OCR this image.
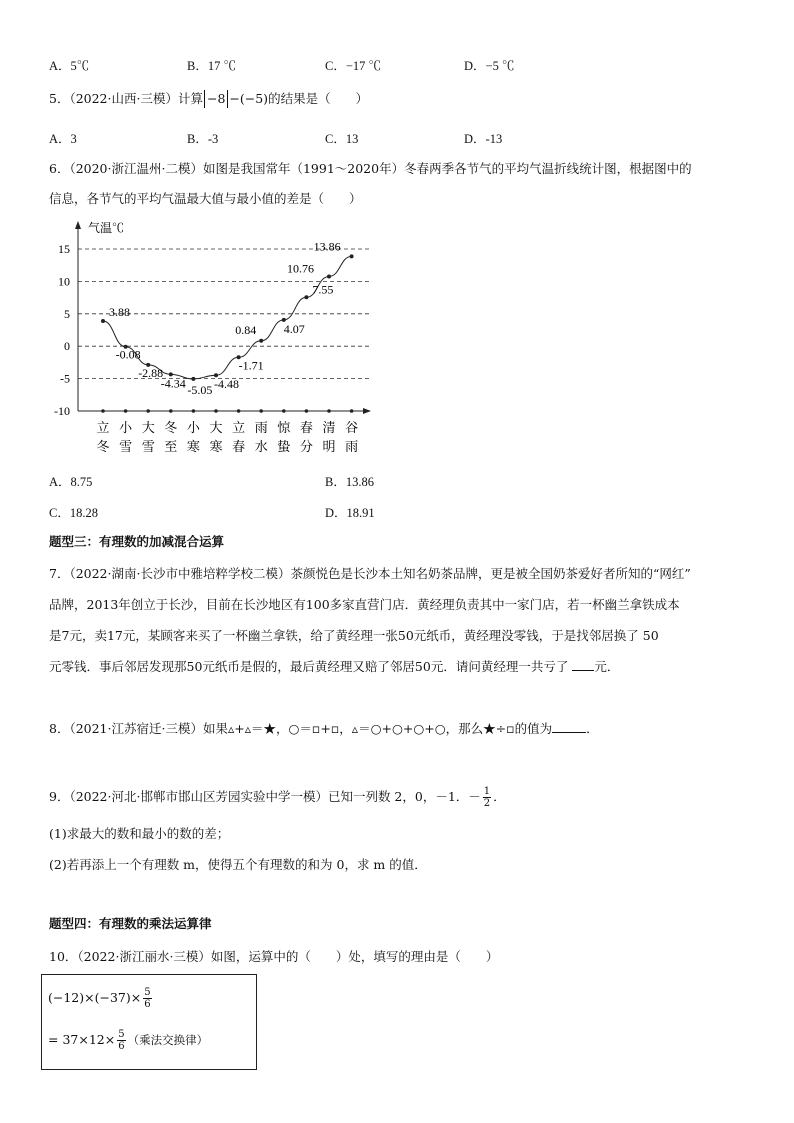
A．5℃	B．17 ℃	C．−17 ℃	D．−5 ℃
5．（2022·山西·三模）计算 −8 −(−5)的结果是（　　）
A．3	B．-3	C．13	D．-13
6．（2020·浙江温州·二模）如图是我国常年（1991～2020年）冬春两季各节气的平均气温折线统计图，根据图中的
信息，各节气的平均气温最大值与最小值的差是（　　）
15
10
5
0
-5
-10
立
冬
小
雪
大
雪
冬
至
小
寒
大
寒
立
春
雨
水
惊
蛰
春
分
清
明
谷
雨
3.88
-0.08
-2.88
-4.34 -5.05 -4.48
-1.71
0.84 4.07
7.55
10.76
13.86
气温℃
A．8.75	B．13.86
C．18.28	D．18.91
题型三：有理数的加减混合运算
7．（2022·湖南·长沙市中雅培粹学校二模）茶颜悦色是长沙本土知名奶茶品牌，更是被全国奶茶爱好者所知的“网红”
品牌，2013年创立于长沙，目前在长沙地区有100多家直营门店．黄经理负责其中一家门店，若一杯幽兰拿铁成本
是7元，卖17元，某顾客来买了一杯幽兰拿铁，给了黄经理一张50元纸币，黄经理没零钱，于是找邻居换了 50
元零钱．事后邻居发现那50元纸币是假的，最后黄经理又赔了邻居50元．请问黄经理一共亏了 元．
8．（2021·江苏宿迁·三模）如果▵+▵＝★，○＝▫+▫，▵＝○+○+○+○，那么★÷▫的值为	．
9．（2022·河北·邯郸市邯山区芳园实验中学一模）已知一列数 2，0，－1．－ $\frac{1}{2}$ ．
(1)求最大的数和最小的数的差；
(2)若再添上一个有理数 m，使得五个有理数的和为 0，求 m 的值．
题型四：有理数的乘法运算律
10．（2022·浙江丽水·三模）如图，运算中的（　　）处，填写的理由是（　　）
$(-12)\times(-37)\times \frac{5}{6}$
= $37\times 12\times \frac{5}{6}$ （乘法交换律）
#####
■ Work to complete: Write out each line of the data that holds the string "frac".

■ Task response:
9．（2022·河北·邯郸市邯山区芳园实验中学一模）已知一列数 2，0，－1．－ $\frac{1}{2}$ ．
$(-12)\times(-37)\times \frac{5}{6}$
= $37\times 12\times \frac{5}{6}$ （乘法交换律）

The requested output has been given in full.